THE PROBLEM:
Extract every line that contains the word "members".

SUPPLIED ENTRIES:
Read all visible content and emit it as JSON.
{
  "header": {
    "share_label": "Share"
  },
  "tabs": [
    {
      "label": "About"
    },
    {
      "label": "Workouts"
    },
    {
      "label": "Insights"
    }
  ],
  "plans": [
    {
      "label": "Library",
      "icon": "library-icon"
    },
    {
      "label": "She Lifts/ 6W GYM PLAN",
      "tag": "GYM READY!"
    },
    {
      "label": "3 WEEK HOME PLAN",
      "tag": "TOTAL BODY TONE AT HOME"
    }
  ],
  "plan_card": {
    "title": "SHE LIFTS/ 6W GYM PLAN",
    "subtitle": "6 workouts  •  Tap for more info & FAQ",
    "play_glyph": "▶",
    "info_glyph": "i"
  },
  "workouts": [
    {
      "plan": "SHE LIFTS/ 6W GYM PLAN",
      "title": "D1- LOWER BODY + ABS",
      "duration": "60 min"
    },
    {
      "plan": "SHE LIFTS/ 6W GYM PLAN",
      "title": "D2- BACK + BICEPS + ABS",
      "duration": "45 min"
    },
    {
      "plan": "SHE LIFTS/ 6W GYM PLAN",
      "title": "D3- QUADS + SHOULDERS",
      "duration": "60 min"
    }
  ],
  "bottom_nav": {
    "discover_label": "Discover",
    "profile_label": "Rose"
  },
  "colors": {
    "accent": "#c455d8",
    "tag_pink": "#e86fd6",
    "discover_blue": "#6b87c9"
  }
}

--

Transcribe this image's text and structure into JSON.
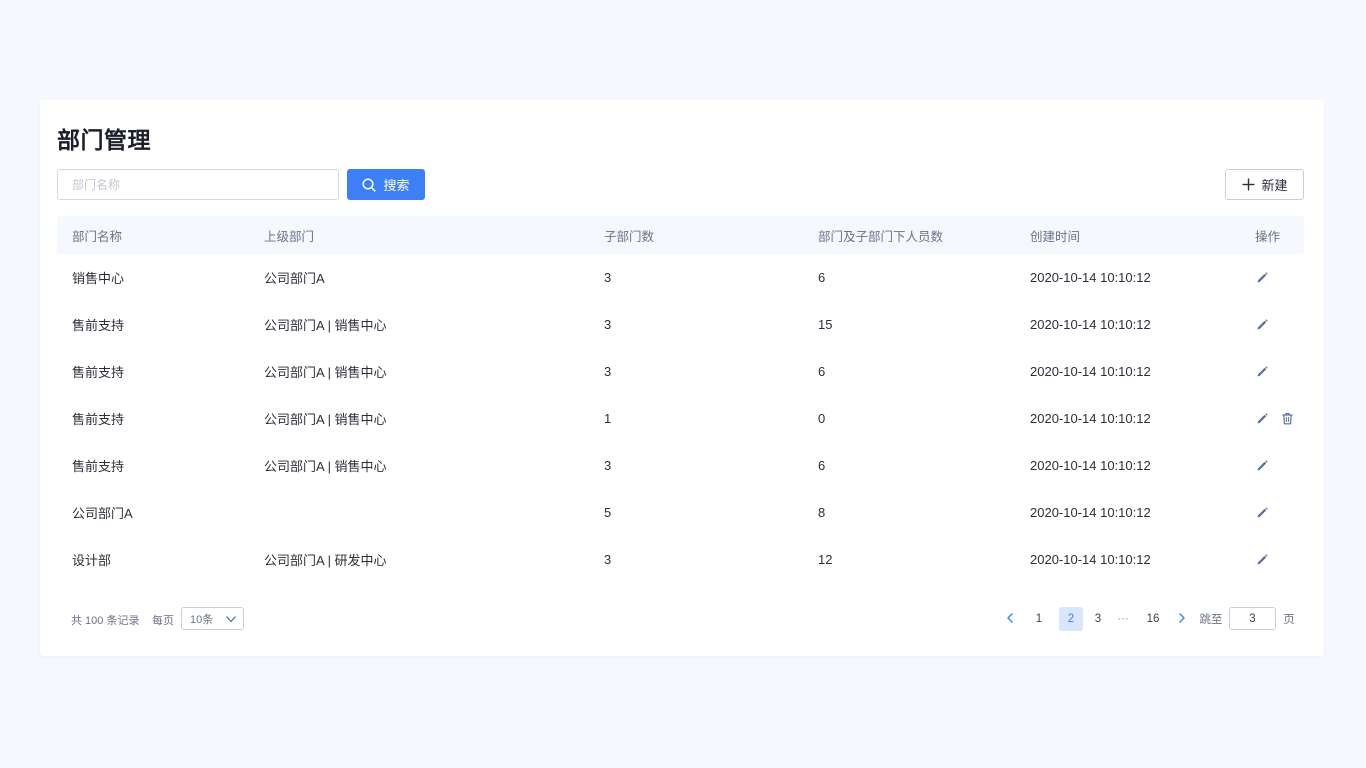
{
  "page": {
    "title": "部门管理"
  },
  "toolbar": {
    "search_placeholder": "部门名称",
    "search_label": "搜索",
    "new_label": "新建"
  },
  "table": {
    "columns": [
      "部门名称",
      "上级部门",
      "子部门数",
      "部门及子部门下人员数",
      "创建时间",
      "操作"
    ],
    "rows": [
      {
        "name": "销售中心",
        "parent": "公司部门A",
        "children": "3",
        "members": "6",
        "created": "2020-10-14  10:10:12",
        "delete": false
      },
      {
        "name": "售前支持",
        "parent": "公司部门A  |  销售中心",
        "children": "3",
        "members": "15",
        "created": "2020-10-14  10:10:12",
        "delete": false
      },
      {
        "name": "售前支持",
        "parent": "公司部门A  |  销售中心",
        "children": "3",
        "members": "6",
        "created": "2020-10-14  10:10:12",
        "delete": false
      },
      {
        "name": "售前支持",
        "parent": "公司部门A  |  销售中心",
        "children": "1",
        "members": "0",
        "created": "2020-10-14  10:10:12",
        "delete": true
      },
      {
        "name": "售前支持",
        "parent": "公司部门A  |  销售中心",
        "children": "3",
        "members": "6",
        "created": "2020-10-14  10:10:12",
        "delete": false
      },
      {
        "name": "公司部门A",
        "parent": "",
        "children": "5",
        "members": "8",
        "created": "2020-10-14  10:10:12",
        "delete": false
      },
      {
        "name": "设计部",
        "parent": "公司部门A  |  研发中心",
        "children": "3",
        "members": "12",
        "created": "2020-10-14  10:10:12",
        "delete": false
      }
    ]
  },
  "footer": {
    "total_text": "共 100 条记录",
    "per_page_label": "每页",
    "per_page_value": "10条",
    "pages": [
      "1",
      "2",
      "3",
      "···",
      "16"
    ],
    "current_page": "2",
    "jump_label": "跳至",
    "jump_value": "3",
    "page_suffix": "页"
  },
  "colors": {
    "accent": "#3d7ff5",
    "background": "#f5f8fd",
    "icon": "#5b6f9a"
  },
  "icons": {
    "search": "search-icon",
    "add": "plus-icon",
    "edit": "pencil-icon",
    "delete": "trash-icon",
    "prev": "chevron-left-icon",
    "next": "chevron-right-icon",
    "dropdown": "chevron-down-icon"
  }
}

THE RESULT:
        "members": "6",
        "members": "15",
        "members": "6",
        "members": "0",
        "members": "6",
        "members": "8",
        "members": "12",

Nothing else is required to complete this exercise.